▸ Extracted records:
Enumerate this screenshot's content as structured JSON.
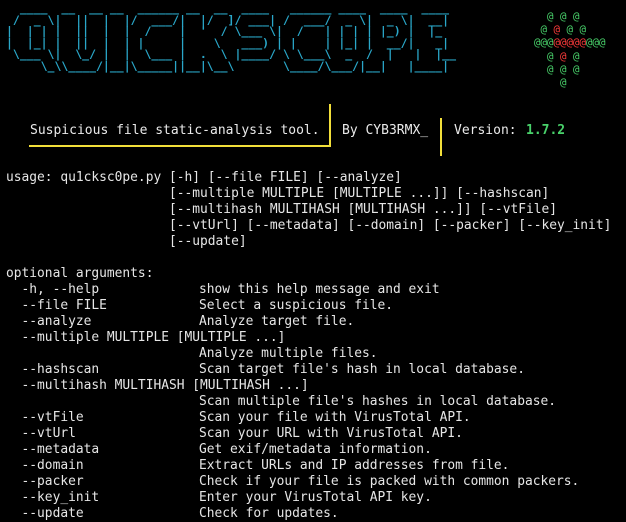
{
  "banner": {
    "ascii_logo": [
      "  ____  __  __ __  ______ __  __  ____   ______ ____  ____  ____",
      " /  _ \\|  ||  |  |/  ___/|  |/  ]/ ___| /  ___/  _ \\|  _ \\|  __|",
      "|  | | |  ||  |  |  /    |  '  / \\___ \\|  /   | | | | |_) |  |_",
      "|  |_| |  ||  |  | |     |    \\   ___) | |    | |_| |  __/|   _|",
      " \\___ \\|  \\_/ |  |  \\___ |  .  \\ |____/ \\ \\___\\  _  /  |   |  |__",
      "     \\_\\\\____/|__|\\_____||__|\\__\\       \\____/\\___/|__|   |____|"
    ],
    "tagline": "Suspicious file static-analysis tool.",
    "author": "By CYB3RMX_",
    "version_label": "Version:",
    "version_value": "1.7.2",
    "colors": {
      "logo": "#2aa7c9",
      "line": "#f2df3a",
      "version": "#49d26b",
      "skull_green": "#49d26b",
      "skull_red": "#ff3b3b"
    }
  },
  "skull_art": [
    [
      {
        "t": "  @ @ @",
        "c": "g"
      }
    ],
    [
      {
        "t": " @ ",
        "c": "g"
      },
      {
        "t": "@",
        "c": "r"
      },
      {
        "t": " @ @",
        "c": "g"
      }
    ],
    [
      {
        "t": "@@@",
        "c": "g"
      },
      {
        "t": "@@@@@",
        "c": "r"
      },
      {
        "t": "@@@",
        "c": "g"
      }
    ],
    [
      {
        "t": "  @ ",
        "c": "g"
      },
      {
        "t": "@",
        "c": "r"
      },
      {
        "t": " @",
        "c": "g"
      }
    ],
    [
      {
        "t": "  @ @ @",
        "c": "g"
      }
    ],
    [
      {
        "t": "    @",
        "c": "g"
      }
    ]
  ],
  "usage_lines": [
    "usage: qu1cksc0pe.py [-h] [--file FILE] [--analyze]",
    "                     [--multiple MULTIPLE [MULTIPLE ...]] [--hashscan]",
    "                     [--multihash MULTIHASH [MULTIHASH ...]] [--vtFile]",
    "                     [--vtUrl] [--metadata] [--domain] [--packer] [--key_init]",
    "                     [--update]"
  ],
  "optional_header": "optional arguments:",
  "arguments": [
    {
      "flag": "  -h, --help",
      "desc": "show this help message and exit"
    },
    {
      "flag": "  --file FILE",
      "desc": "Select a suspicious file."
    },
    {
      "flag": "  --analyze",
      "desc": "Analyze target file."
    },
    {
      "flag": "  --multiple MULTIPLE [MULTIPLE ...]",
      "desc": ""
    },
    {
      "flag": "",
      "desc": "Analyze multiple files."
    },
    {
      "flag": "  --hashscan",
      "desc": "Scan target file's hash in local database."
    },
    {
      "flag": "  --multihash MULTIHASH [MULTIHASH ...]",
      "desc": ""
    },
    {
      "flag": "",
      "desc": "Scan multiple file's hashes in local database."
    },
    {
      "flag": "  --vtFile",
      "desc": "Scan your file with VirusTotal API."
    },
    {
      "flag": "  --vtUrl",
      "desc": "Scan your URL with VirusTotal API."
    },
    {
      "flag": "  --metadata",
      "desc": "Get exif/metadata information."
    },
    {
      "flag": "  --domain",
      "desc": "Extract URLs and IP addresses from file."
    },
    {
      "flag": "  --packer",
      "desc": "Check if your file is packed with common packers."
    },
    {
      "flag": "  --key_init",
      "desc": "Enter your VirusTotal API key."
    },
    {
      "flag": "  --update",
      "desc": "Check for updates."
    }
  ]
}
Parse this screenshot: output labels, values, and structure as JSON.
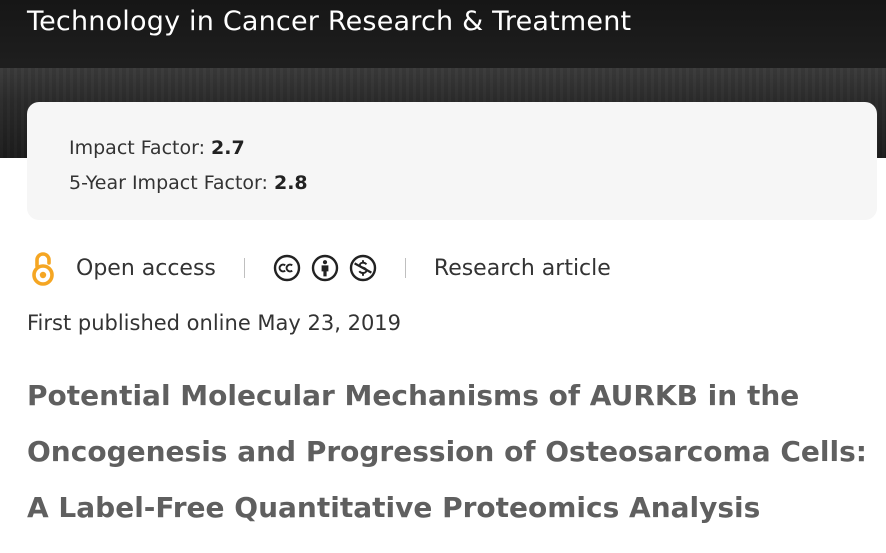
{
  "journal": {
    "title": "Technology in Cancer Research & Treatment"
  },
  "metrics": {
    "impact_factor_label": "Impact Factor:",
    "impact_factor_value": "2.7",
    "five_year_label": "5-Year Impact Factor:",
    "five_year_value": "2.8"
  },
  "meta": {
    "access_label": "Open access",
    "article_type": "Research article",
    "license_icons": [
      "cc-icon",
      "by-icon",
      "nc-icon"
    ]
  },
  "published": "First published online May 23, 2019",
  "article": {
    "title": "Potential Molecular Mechanisms of AURKB in the Oncogenesis and Progression of Osteosarcoma Cells: A Label-Free Quantitative Proteomics Analysis"
  },
  "colors": {
    "open_access_orange": "#F5A623",
    "title_gray": "#5f5f5f"
  }
}
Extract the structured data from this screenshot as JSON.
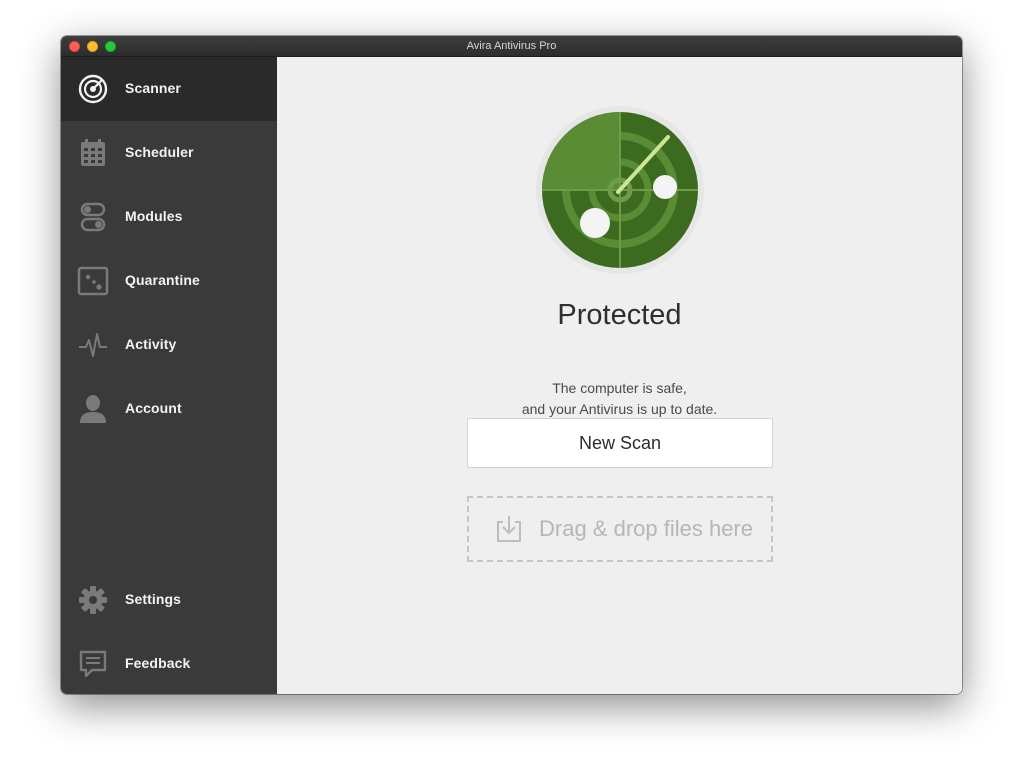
{
  "window": {
    "title": "Avira Antivirus Pro"
  },
  "sidebar": {
    "items": [
      {
        "label": "Scanner",
        "icon": "radar-icon",
        "active": true
      },
      {
        "label": "Scheduler",
        "icon": "calendar-icon",
        "active": false
      },
      {
        "label": "Modules",
        "icon": "toggle-icon",
        "active": false
      },
      {
        "label": "Quarantine",
        "icon": "quarantine-box-icon",
        "active": false
      },
      {
        "label": "Activity",
        "icon": "pulse-icon",
        "active": false
      },
      {
        "label": "Account",
        "icon": "user-icon",
        "active": false
      }
    ],
    "bottom_items": [
      {
        "label": "Settings",
        "icon": "gear-icon"
      },
      {
        "label": "Feedback",
        "icon": "chat-bubble-icon"
      }
    ]
  },
  "main": {
    "status_icon": "radar-icon",
    "status_title": "Protected",
    "status_line1": "The computer is safe,",
    "status_line2": "and your Antivirus is up to date.",
    "new_scan_label": "New Scan",
    "dropzone_label": "Drag & drop files here",
    "dropzone_icon": "download-tray-icon"
  },
  "colors": {
    "sidebar_bg": "#3a3a3a",
    "sidebar_active_bg": "#2a2a2a",
    "radar_green": "#3c6b1f",
    "radar_light_green": "#5a8c35",
    "radar_beam": "#c9e59a"
  }
}
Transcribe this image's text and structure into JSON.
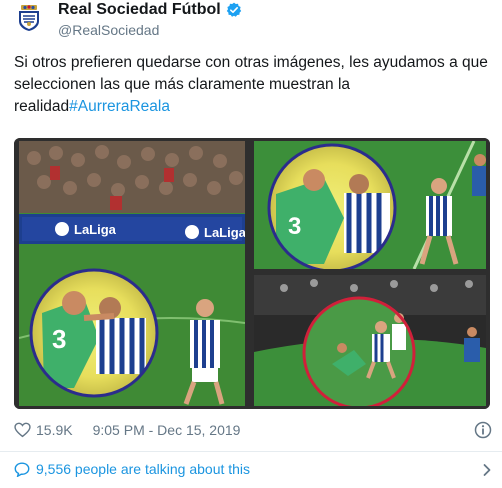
{
  "account": {
    "name": "Real Sociedad Fútbol",
    "handle": "@RealSociedad"
  },
  "tweet": {
    "text": "Si otros prefieren quedarse con otras imágenes, les ayudamos a que seleccionen las que más claramente muestran la realidad",
    "hashtag": "#AurreraReala",
    "media_banner_1": "LaLiga",
    "media_banner_2": "LaLiga",
    "jersey_number": "3"
  },
  "meta": {
    "likes": "15.9K",
    "time": "9:05 PM - Dec 15, 2019"
  },
  "footer": {
    "talking": "9,556 people are talking about this"
  },
  "colors": {
    "link": "#1b95e0",
    "muted": "#657786",
    "pitch": "#3f8a35",
    "highlight": "#e7e06a",
    "circle_blue": "#2b2c8c",
    "circle_red": "#d0203a"
  }
}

▸ Task instructions:
Could you please find every line of the listing above holding the string "text" and copy it?

▸ Output for this task:
Transcribe this image's text and structure into JSON.
    "text": "Si otros prefieren quedarse con otras imágenes, les ayudamos a que seleccionen las que más claramente muestran la realidad",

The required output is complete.